Exactly repeat the material, dropping only the pictures.

● Data supplied:
[Begin]
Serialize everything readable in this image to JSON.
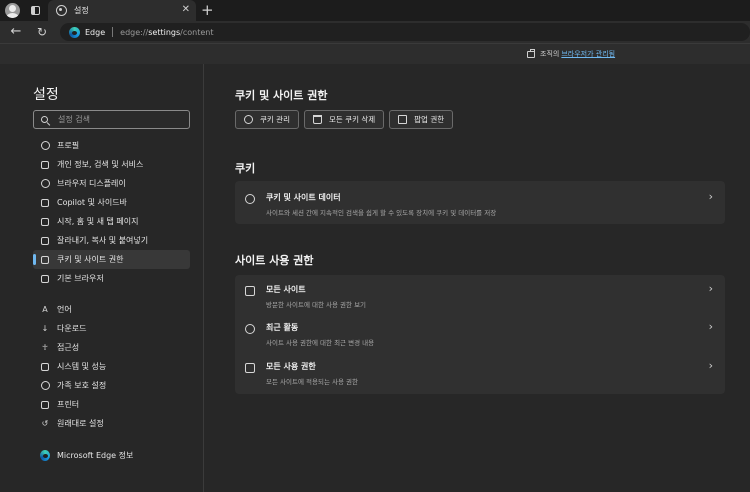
{
  "tab": {
    "title": "설정",
    "close": "✕",
    "new_tab": "+"
  },
  "toolbar": {
    "back": "←",
    "reload": "↻",
    "browser_name": "Edge",
    "url_prefix": "edge://",
    "url_bold": "settings",
    "url_suffix": "/content"
  },
  "managed": {
    "text": "조직의 ",
    "link": "브라우저가 관리됨"
  },
  "sidebar": {
    "title": "설정",
    "search_placeholder": "설정 검색",
    "items": [
      {
        "label": "프로필",
        "icon": "profile-icon"
      },
      {
        "label": "개인 정보, 검색 및 서비스",
        "icon": "lock-icon"
      },
      {
        "label": "브라우저 디스플레이",
        "icon": "palette-icon"
      },
      {
        "label": "Copilot 및 사이드바",
        "icon": "sidebar-icon"
      },
      {
        "label": "시작, 홈 및 새 탭 페이지",
        "icon": "home-icon"
      },
      {
        "label": "잘라내기, 복사 및 붙여넣기",
        "icon": "share-icon"
      },
      {
        "label": "쿠키 및 사이트 권한",
        "icon": "site-permissions-icon",
        "active": true
      },
      {
        "label": "기본 브라우저",
        "icon": "default-browser-icon"
      },
      {
        "label": "언어",
        "icon": "language-icon"
      },
      {
        "label": "다운로드",
        "icon": "download-icon"
      },
      {
        "label": "접근성",
        "icon": "accessibility-icon"
      },
      {
        "label": "시스템 및 성능",
        "icon": "system-icon"
      },
      {
        "label": "가족 보호 설정",
        "icon": "family-icon"
      },
      {
        "label": "프린터",
        "icon": "printer-icon"
      },
      {
        "label": "원래대로 설정",
        "icon": "reset-icon"
      },
      {
        "label": "Microsoft Edge 정보",
        "icon": "edge-icon"
      }
    ]
  },
  "main": {
    "title": "쿠키 및 사이트 권한",
    "buttons": [
      {
        "label": "쿠키 관리",
        "icon": "cookie-icon"
      },
      {
        "label": "모든 쿠키 삭제",
        "icon": "trash-icon"
      },
      {
        "label": "팝업 권한",
        "icon": "popup-icon"
      }
    ],
    "cookies_heading": "쿠키",
    "cookies_row": {
      "title": "쿠키 및 사이트 데이터",
      "desc": "사이트와 세션 간에 지속적인 검색을 쉽게 할 수 있도록 장치에 쿠키 및 데이터를 저장"
    },
    "site_heading": "사이트 사용 권한",
    "site_rows": [
      {
        "title": "모든 사이트",
        "desc": "방문한 사이트에 대한 사용 권한 보기"
      },
      {
        "title": "최근 활동",
        "desc": "사이트 사용 권한에 대한 최근 변경 내용"
      },
      {
        "title": "모든 사용 권한",
        "desc": "모든 사이트에 적용되는 사용 권한"
      }
    ],
    "chevron": "›"
  }
}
[End]
● Task response:
Serialize everything readable in this image to JSON.
{
  "tab": {
    "title": "설정",
    "close": "✕",
    "new_tab": "+"
  },
  "toolbar": {
    "back": "←",
    "reload": "↻",
    "browser_name": "Edge",
    "url_prefix": "edge://",
    "url_bold": "settings",
    "url_suffix": "/content"
  },
  "managed": {
    "text": "조직의 ",
    "link": "브라우저가 관리됨"
  },
  "sidebar": {
    "title": "설정",
    "search_placeholder": "설정 검색",
    "items": [
      {
        "label": "프로필",
        "icon": "profile-icon"
      },
      {
        "label": "개인 정보, 검색 및 서비스",
        "icon": "lock-icon"
      },
      {
        "label": "브라우저 디스플레이",
        "icon": "palette-icon"
      },
      {
        "label": "Copilot 및 사이드바",
        "icon": "sidebar-icon"
      },
      {
        "label": "시작, 홈 및 새 탭 페이지",
        "icon": "home-icon"
      },
      {
        "label": "잘라내기, 복사 및 붙여넣기",
        "icon": "share-icon"
      },
      {
        "label": "쿠키 및 사이트 권한",
        "icon": "site-permissions-icon",
        "active": true
      },
      {
        "label": "기본 브라우저",
        "icon": "default-browser-icon"
      },
      {
        "label": "언어",
        "icon": "language-icon"
      },
      {
        "label": "다운로드",
        "icon": "download-icon"
      },
      {
        "label": "접근성",
        "icon": "accessibility-icon"
      },
      {
        "label": "시스템 및 성능",
        "icon": "system-icon"
      },
      {
        "label": "가족 보호 설정",
        "icon": "family-icon"
      },
      {
        "label": "프린터",
        "icon": "printer-icon"
      },
      {
        "label": "원래대로 설정",
        "icon": "reset-icon"
      },
      {
        "label": "Microsoft Edge 정보",
        "icon": "edge-icon"
      }
    ]
  },
  "main": {
    "title": "쿠키 및 사이트 권한",
    "buttons": [
      {
        "label": "쿠키 관리",
        "icon": "cookie-icon"
      },
      {
        "label": "모든 쿠키 삭제",
        "icon": "trash-icon"
      },
      {
        "label": "팝업 권한",
        "icon": "popup-icon"
      }
    ],
    "cookies_heading": "쿠키",
    "cookies_row": {
      "title": "쿠키 및 사이트 데이터",
      "desc": "사이트와 세션 간에 지속적인 검색을 쉽게 할 수 있도록 장치에 쿠키 및 데이터를 저장"
    },
    "site_heading": "사이트 사용 권한",
    "site_rows": [
      {
        "title": "모든 사이트",
        "desc": "방문한 사이트에 대한 사용 권한 보기"
      },
      {
        "title": "최근 활동",
        "desc": "사이트 사용 권한에 대한 최근 변경 내용"
      },
      {
        "title": "모든 사용 권한",
        "desc": "모든 사이트에 적용되는 사용 권한"
      }
    ],
    "chevron": "›"
  }
}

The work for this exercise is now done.